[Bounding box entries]
▼

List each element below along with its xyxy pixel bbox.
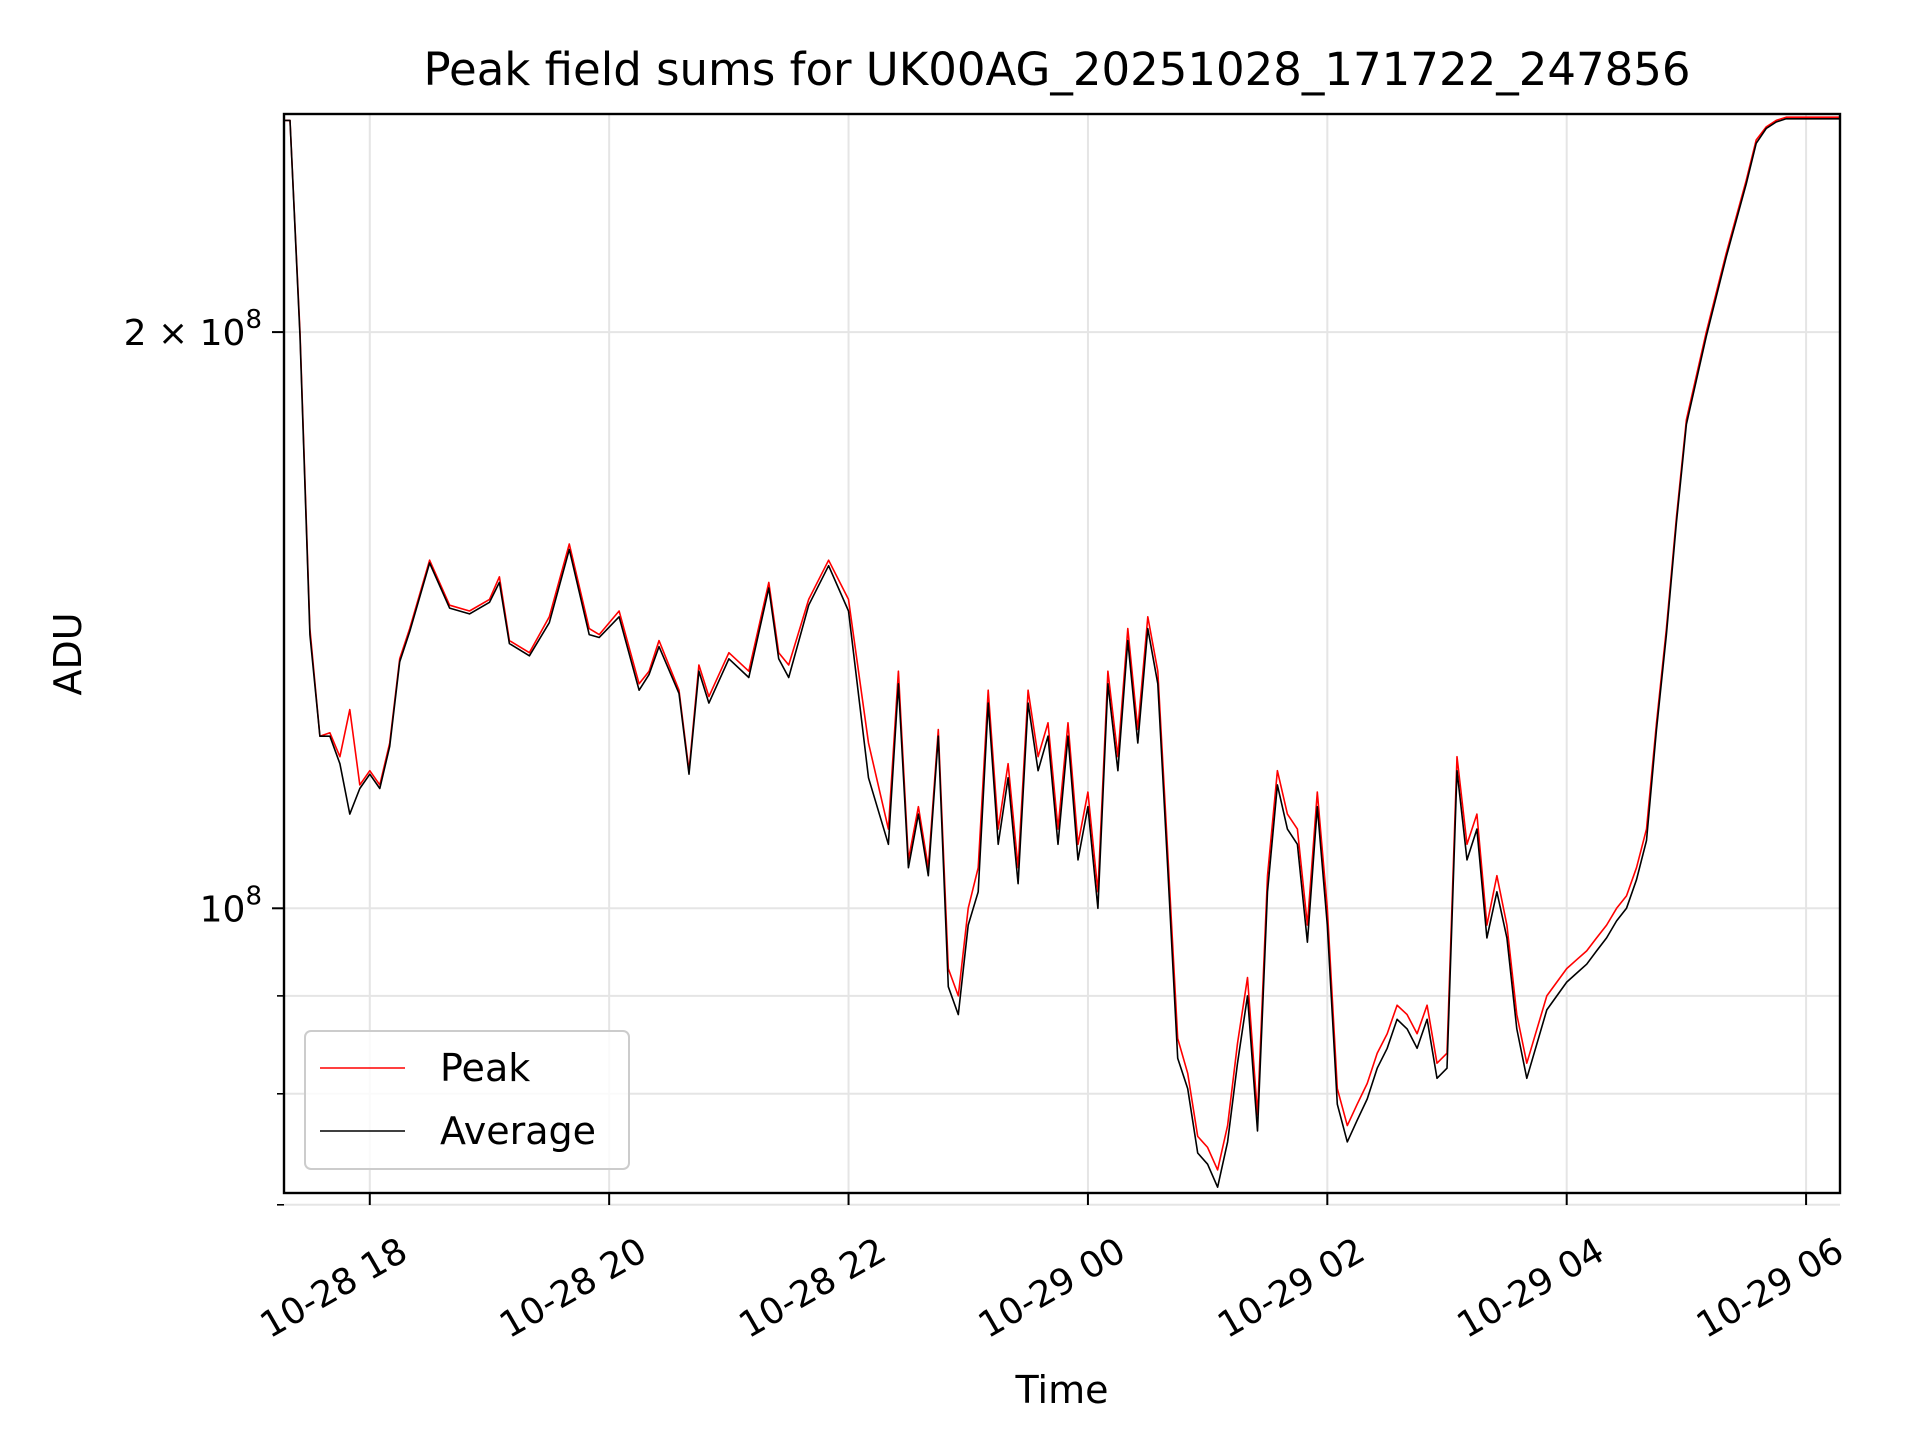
grid [284,114,1840,1206]
y-tick-label: 108 [200,881,262,930]
y-tick-label-base: 10 [200,889,246,930]
chart-title: Peak field sums for UK00AG_20251028_1717… [424,43,1691,96]
legend-box [304,1030,630,1170]
plot-frame [282,112,1842,1195]
plot-area [284,116,1840,1188]
y-tick-label-exponent: 8 [245,881,262,911]
legend: Peak Average [304,1030,630,1170]
series-line-peak [284,116,1840,1171]
y-axis-label: ADU [46,612,90,695]
series-line-average [284,118,1840,1188]
y-tick-label-base: 10 [200,313,246,354]
y-tick-label: 2 × 108 [124,305,262,354]
legend-label-peak: Peak [440,1046,530,1090]
y-tick-label-exponent: 8 [245,305,262,335]
y-tick-label-mantissa: 2 × [124,313,200,354]
x-axis-label: Time [1015,1368,1109,1412]
legend-label-average: Average [440,1109,596,1153]
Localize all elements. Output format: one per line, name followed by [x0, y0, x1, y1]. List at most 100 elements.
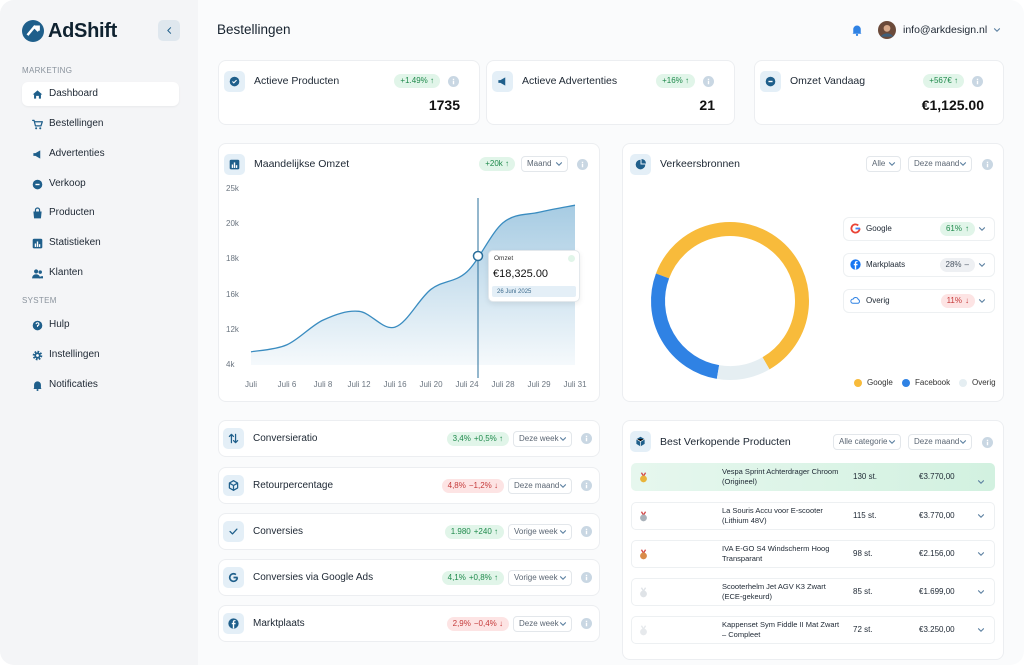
product-row[interactable] — [631, 502, 995, 530]
tooltip-title: Omzet — [494, 255, 514, 262]
product-row[interactable] — [631, 463, 995, 491]
nav-item[interactable] — [22, 201, 179, 225]
metric-label: Conversies via Google Ads — [253, 571, 374, 583]
select[interactable] — [508, 477, 572, 494]
select[interactable] — [508, 523, 572, 540]
nav-item[interactable] — [22, 261, 179, 285]
source-badge: 28% – — [939, 257, 975, 272]
icon-shape — [235, 165, 238, 168]
section-title: MARKETING — [22, 66, 73, 75]
nav-icon — [32, 89, 42, 99]
nav-icon-shape — [36, 240, 38, 247]
info-icon-shape — [986, 439, 988, 441]
nav-label: Instellingen — [49, 349, 100, 360]
medal — [639, 510, 647, 521]
icon-shape — [232, 79, 237, 84]
info-icon — [981, 436, 993, 448]
select[interactable] — [866, 156, 901, 172]
nav-item[interactable] — [22, 172, 179, 196]
legend-dot-shape — [959, 379, 967, 387]
legend-dot-shape — [854, 379, 862, 387]
metric-label: Marktplaats — [253, 617, 305, 629]
chevron-shape — [978, 298, 986, 303]
y-tick-label: 16k — [226, 289, 239, 299]
select-label: Deze maand — [914, 159, 960, 168]
select-label: Vorige week — [514, 526, 558, 536]
chevron — [959, 162, 967, 166]
source-badge-text: ↑ — [965, 223, 969, 233]
stat-card — [218, 60, 480, 125]
nav-label: Klanten — [49, 267, 83, 278]
chevron-shape — [559, 436, 567, 441]
collapse-icon — [166, 27, 171, 34]
source-badge: 61% ↑ — [939, 221, 975, 236]
legend-dot-shape — [902, 379, 910, 387]
metric-label: Conversieratio — [253, 432, 318, 444]
sidebar — [0, 0, 198, 665]
nav-label: Hulp — [49, 319, 70, 330]
info-icon — [576, 158, 588, 170]
product-price: €2.156,00 — [919, 549, 955, 558]
nav-icon-shape — [34, 243, 36, 247]
collapse-button[interactable] — [158, 20, 180, 41]
select[interactable] — [908, 434, 972, 450]
nav-icon-shape — [35, 353, 39, 357]
select[interactable] — [833, 434, 901, 450]
info-icon-shape — [585, 620, 587, 623]
chevron-shape — [888, 440, 896, 444]
nav-item[interactable] — [22, 82, 179, 106]
nav-icon-shape — [32, 350, 42, 360]
select[interactable] — [908, 156, 972, 172]
info-icon — [580, 526, 592, 537]
chevron — [977, 552, 985, 556]
nav-icon-shape — [31, 273, 40, 278]
product-row[interactable] — [631, 578, 995, 606]
select[interactable] — [521, 156, 568, 172]
logo-shape — [22, 20, 44, 42]
select-label: Deze week — [519, 618, 559, 628]
select[interactable] — [513, 615, 572, 632]
nav-icon-shape — [38, 126, 41, 129]
product-name: IVA E-GO S4 Windscherm Hoog Transparant — [722, 544, 830, 563]
y-tick-label: 20k — [226, 219, 239, 229]
nav-icon — [32, 238, 42, 248]
medal-shape — [639, 551, 647, 559]
chevron — [959, 440, 967, 444]
info-icon — [702, 75, 714, 87]
product-name: La Souris Accu voor E-scooter (Lithium 4… — [722, 506, 823, 525]
chevron — [888, 440, 896, 444]
info-icon-shape — [585, 530, 587, 535]
logo-shape — [26, 25, 40, 36]
select[interactable] — [508, 569, 572, 586]
avatar — [878, 21, 896, 39]
x-tick-label: Juli 8 — [313, 380, 333, 389]
tooltip-date-bg — [492, 286, 576, 297]
stat-badge: +16% ↑ — [656, 74, 695, 88]
stat-value: 21 — [699, 97, 715, 113]
select[interactable] — [513, 430, 572, 447]
nav-icon — [32, 179, 42, 189]
info-icon — [580, 480, 592, 491]
nav-icon-shape — [32, 380, 42, 389]
metric-badge-value: 1.980 — [450, 526, 471, 536]
source-badge-value: 28% — [945, 259, 962, 269]
nav-icon-shape — [34, 183, 40, 185]
card-title: Maandelijkse Omzet — [254, 158, 350, 170]
icon-box — [223, 521, 244, 542]
stat-badge-text: +16% ↑ — [662, 76, 689, 85]
stat-label: Actieve Producten — [254, 75, 340, 87]
x-tick-label: Juli — [244, 380, 257, 389]
metric-label: Retourpercentage — [253, 479, 334, 491]
nav-item[interactable] — [22, 343, 179, 367]
logo — [22, 20, 44, 42]
product-row[interactable] — [631, 540, 995, 568]
product-row[interactable] — [631, 616, 995, 644]
icon-shape — [768, 80, 773, 83]
info-icon — [580, 618, 592, 629]
brand: AdShift — [48, 20, 117, 42]
chevron — [978, 298, 986, 303]
chevron-shape — [978, 226, 986, 231]
nav-item[interactable] — [22, 373, 179, 397]
legend-dot — [959, 379, 967, 387]
nav-item[interactable] — [22, 313, 179, 337]
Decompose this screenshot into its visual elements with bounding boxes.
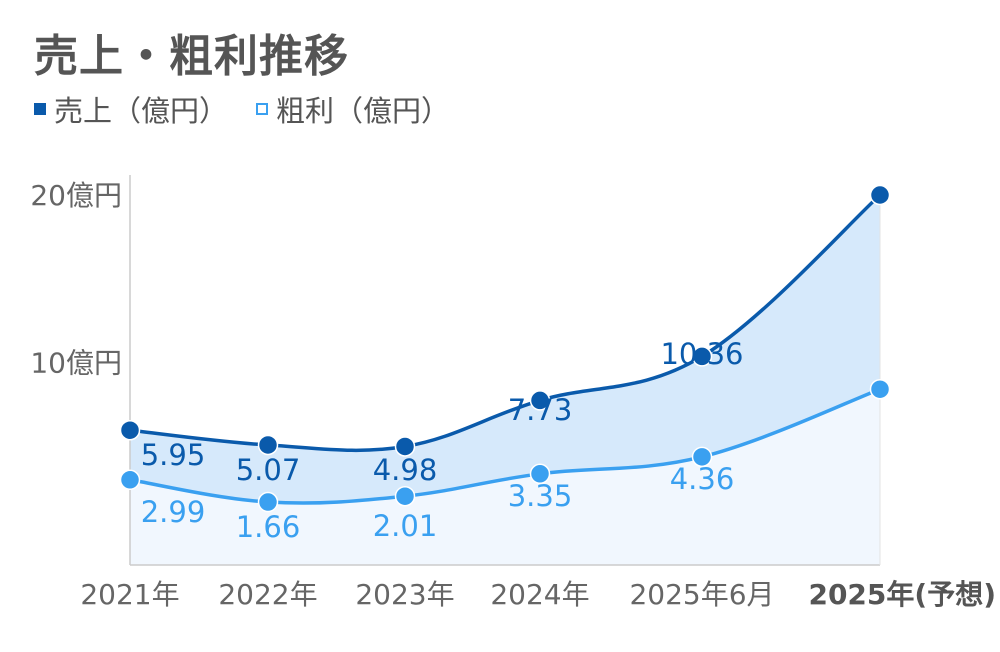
- data-label-gross-profit-3: 3.35: [508, 479, 573, 513]
- y-tick-label-20: 20億円: [30, 179, 122, 212]
- legend-swatch-sales: [34, 103, 46, 115]
- legend-item-sales: 売上（億円）: [34, 88, 228, 130]
- x-tick-label-0: 2021年: [80, 578, 179, 611]
- data-label-gross-profit-1: 1.66: [236, 510, 301, 544]
- x-tick-label-5: 2025年(予想): [808, 578, 996, 611]
- point-gross-profit-3: [529, 463, 551, 485]
- point-gross-profit-0: [119, 469, 141, 491]
- y-tick-label-10: 10億円: [30, 346, 122, 379]
- data-label-gross-profit-4: 4.36: [670, 462, 735, 496]
- area-between-series: [130, 195, 880, 504]
- point-sales-2: [394, 436, 416, 457]
- legend-label-gross-profit: 粗利（億円）: [276, 94, 451, 128]
- chart-legend: 売上（億円） 粗利（億円）: [34, 88, 478, 130]
- data-label-sales-1: 5.07: [236, 453, 301, 487]
- data-label-sales-3: 7.73: [508, 393, 573, 427]
- point-gross-profit-5: [869, 378, 891, 400]
- area-below-gross-profit: [130, 389, 880, 565]
- x-tick-label-3: 2024年: [490, 578, 589, 611]
- data-label-sales-2: 4.98: [373, 453, 438, 487]
- point-sales-4: [691, 346, 713, 367]
- point-sales-0: [119, 419, 141, 441]
- data-label-sales-0: 5.95: [141, 438, 206, 472]
- series-line-gross-profit: [129, 387, 881, 505]
- legend-swatch-gross-profit: [256, 103, 269, 115]
- point-sales-5: [869, 184, 891, 206]
- x-tick-label-4: 2025年6月: [629, 578, 774, 611]
- point-gross-profit-2: [394, 485, 416, 507]
- x-tick-label-1: 2022年: [218, 578, 317, 611]
- point-gross-profit-4: [691, 446, 713, 468]
- point-gross-profit-1: [257, 491, 279, 513]
- data-label-gross-profit-0: 2.99: [141, 495, 206, 529]
- chart-title: 売上・粗利推移: [34, 31, 349, 82]
- data-label-gross-profit-2: 2.01: [373, 509, 438, 543]
- legend-item-gross-profit: 粗利（億円）: [256, 88, 450, 130]
- x-tick-label-2: 2023年: [355, 578, 454, 611]
- data-label-sales-4: 10.36: [660, 337, 743, 371]
- legend-label-sales: 売上（億円）: [54, 94, 229, 128]
- point-sales-1: [257, 434, 279, 456]
- point-sales-3: [529, 390, 551, 411]
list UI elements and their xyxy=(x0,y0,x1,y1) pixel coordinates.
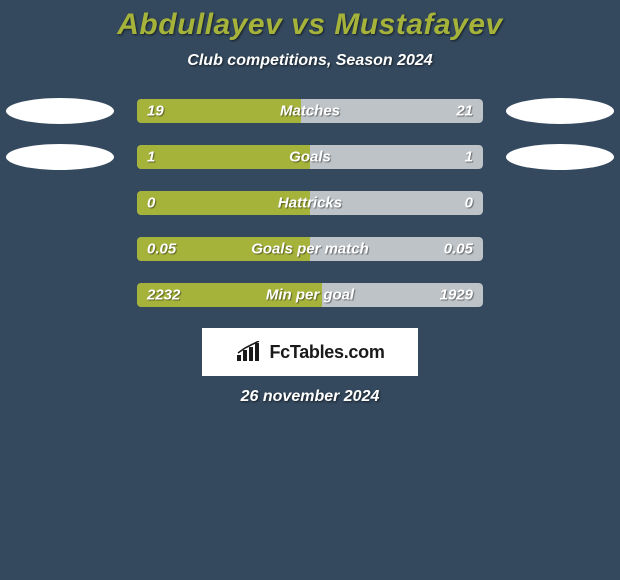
stat-label: Matches xyxy=(280,103,340,120)
stat-value-right: 0.05 xyxy=(444,241,473,258)
stat-value-right: 0 xyxy=(465,195,473,212)
stat-row: 0.05 Goals per match 0.05 xyxy=(0,236,620,262)
comparison-chart: Abdullayev vs Mustafayev Club competitio… xyxy=(0,0,620,406)
stat-label: Min per goal xyxy=(266,287,354,304)
stat-value-right: 21 xyxy=(456,103,473,120)
stat-row: 19 Matches 21 xyxy=(0,98,620,124)
player-marker-right xyxy=(506,144,614,170)
stat-value-left: 2232 xyxy=(147,287,180,304)
player-marker-left xyxy=(6,144,114,170)
stat-label: Goals per match xyxy=(251,241,369,258)
stat-row: 2232 Min per goal 1929 xyxy=(0,282,620,308)
stat-bar: 19 Matches 21 xyxy=(137,99,483,123)
stat-bar: 0.05 Goals per match 0.05 xyxy=(137,237,483,261)
stat-label: Hattricks xyxy=(278,195,342,212)
stat-bar: 2232 Min per goal 1929 xyxy=(137,283,483,307)
stat-value-left: 0 xyxy=(147,195,155,212)
stat-row: 1 Goals 1 xyxy=(0,144,620,170)
stat-value-right: 1 xyxy=(465,149,473,166)
page-subtitle: Club competitions, Season 2024 xyxy=(0,52,620,70)
stat-value-left: 0.05 xyxy=(147,241,176,258)
stat-row: 0 Hattricks 0 xyxy=(0,190,620,216)
stat-label: Goals xyxy=(289,149,331,166)
stat-value-right: 1929 xyxy=(440,287,473,304)
player-marker-left xyxy=(6,98,114,124)
stat-value-left: 1 xyxy=(147,149,155,166)
stat-bar: 0 Hattricks 0 xyxy=(137,191,483,215)
stat-value-left: 19 xyxy=(147,103,164,120)
bar-rows: 19 Matches 21 1 Goals 1 0 Hattricks 0 0.05 Goals p… xyxy=(0,98,620,308)
bar-chart-icon xyxy=(235,341,263,363)
page-title: Abdullayev vs Mustafayev xyxy=(0,8,620,42)
brand-box: FcTables.com xyxy=(202,328,418,376)
brand-text: FcTables.com xyxy=(269,342,384,363)
stat-bar: 1 Goals 1 xyxy=(137,145,483,169)
bar-fill-left xyxy=(137,145,310,169)
date-text: 26 november 2024 xyxy=(0,388,620,406)
player-marker-right xyxy=(506,98,614,124)
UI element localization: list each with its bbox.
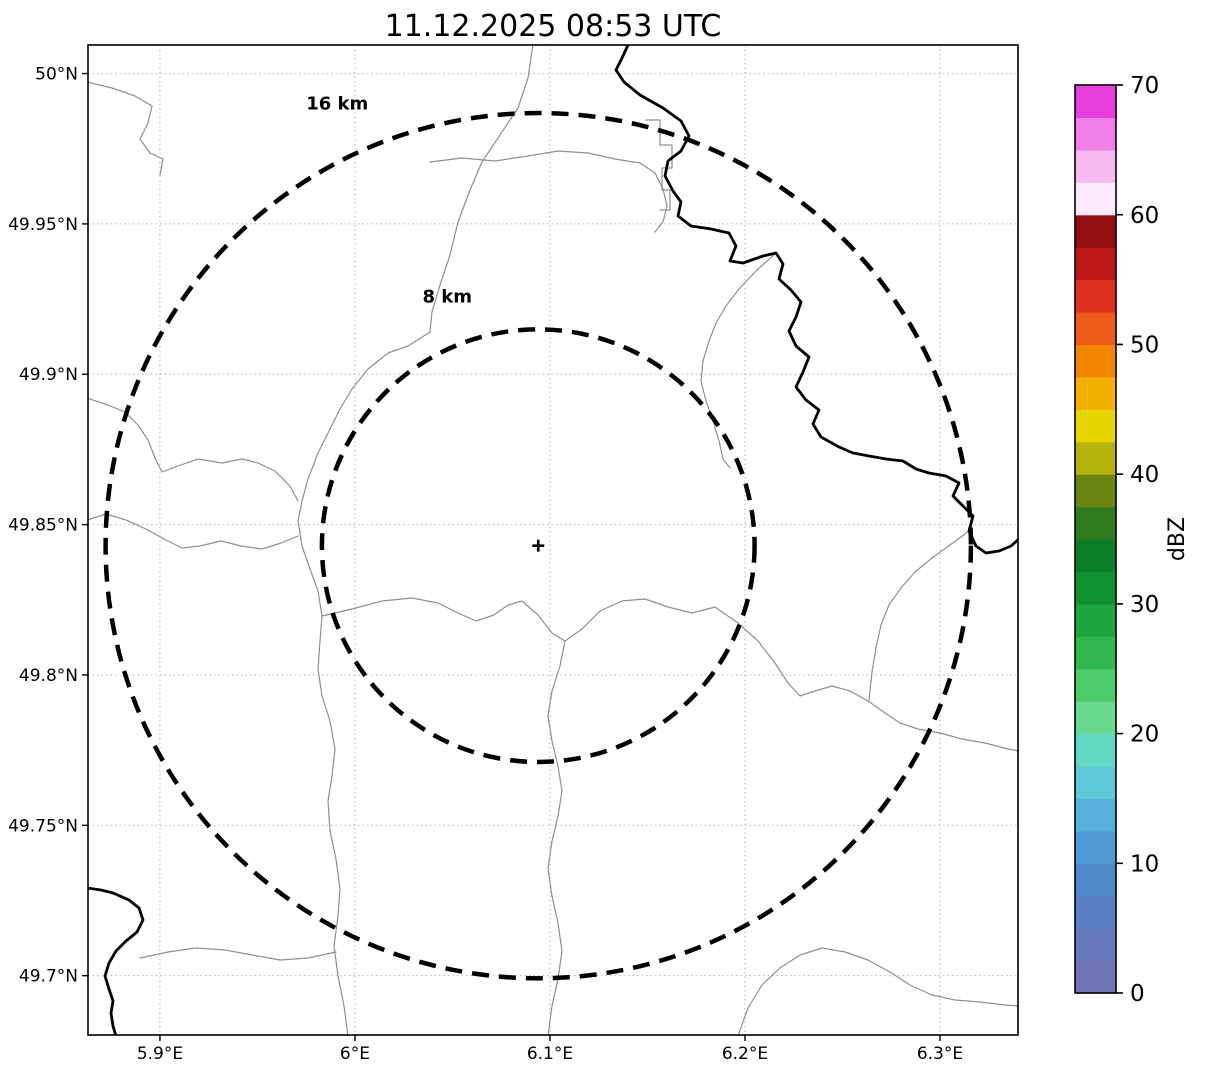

▲

Work to complete: Rewrite the lines from the one containing "stat-label: Matches xyxy=(280,103,340,120)" through the one containing "brand-text: FcTables.com xyxy=(269,342,384,363)", changing every "Hattricks" to "Hat-tricks" and leaving everything else as is.

Output for this task:
stat-label: Matches xyxy=(280,103,340,120)
stat-value-right: 0.05 xyxy=(444,241,473,258)
stat-value-right: 0 xyxy=(465,195,473,212)
stat-row: 0.05 Goals per match 0.05 xyxy=(0,236,620,262)
comparison-chart: Abdullayev vs Mustafayev Club competitio… xyxy=(0,0,620,406)
stat-label: Min per goal xyxy=(266,287,354,304)
stat-value-right: 21 xyxy=(456,103,473,120)
stat-row: 19 Matches 21 xyxy=(0,98,620,124)
player-marker-right xyxy=(506,144,614,170)
stat-value-left: 2232 xyxy=(147,287,180,304)
player-marker-left xyxy=(6,144,114,170)
stat-label: Goals per match xyxy=(251,241,369,258)
stat-row: 2232 Min per goal 1929 xyxy=(0,282,620,308)
stat-bar: 19 Matches 21 xyxy=(137,99,483,123)
stat-bar: 0.05 Goals per match 0.05 xyxy=(137,237,483,261)
stat-label: Hat-tricks xyxy=(278,195,342,212)
stat-bar: 2232 Min per goal 1929 xyxy=(137,283,483,307)
stat-value-left: 0 xyxy=(147,195,155,212)
stat-row: 1 Goals 1 xyxy=(0,144,620,170)
stat-value-right: 1 xyxy=(465,149,473,166)
page-subtitle: Club competitions, Season 2024 xyxy=(0,52,620,70)
stat-value-left: 0.05 xyxy=(147,241,176,258)
stat-row: 0 Hat-tricks 0 xyxy=(0,190,620,216)
stat-label: Goals xyxy=(289,149,331,166)
stat-value-right: 1929 xyxy=(440,287,473,304)
player-marker-left xyxy=(6,98,114,124)
stat-value-left: 1 xyxy=(147,149,155,166)
stat-bar: 0 Hat-tricks 0 xyxy=(137,191,483,215)
stat-value-left: 19 xyxy=(147,103,164,120)
bar-rows: 19 Matches 21 1 Goals 1 0 Hat-tricks 0 0.05 Goals p… xyxy=(0,98,620,308)
bar-chart-icon xyxy=(235,341,263,363)
page-title: Abdullayev vs Mustafayev xyxy=(0,8,620,42)
brand-box: FcTables.com xyxy=(202,328,418,376)
brand-text: FcTables.com xyxy=(269,342,384,363)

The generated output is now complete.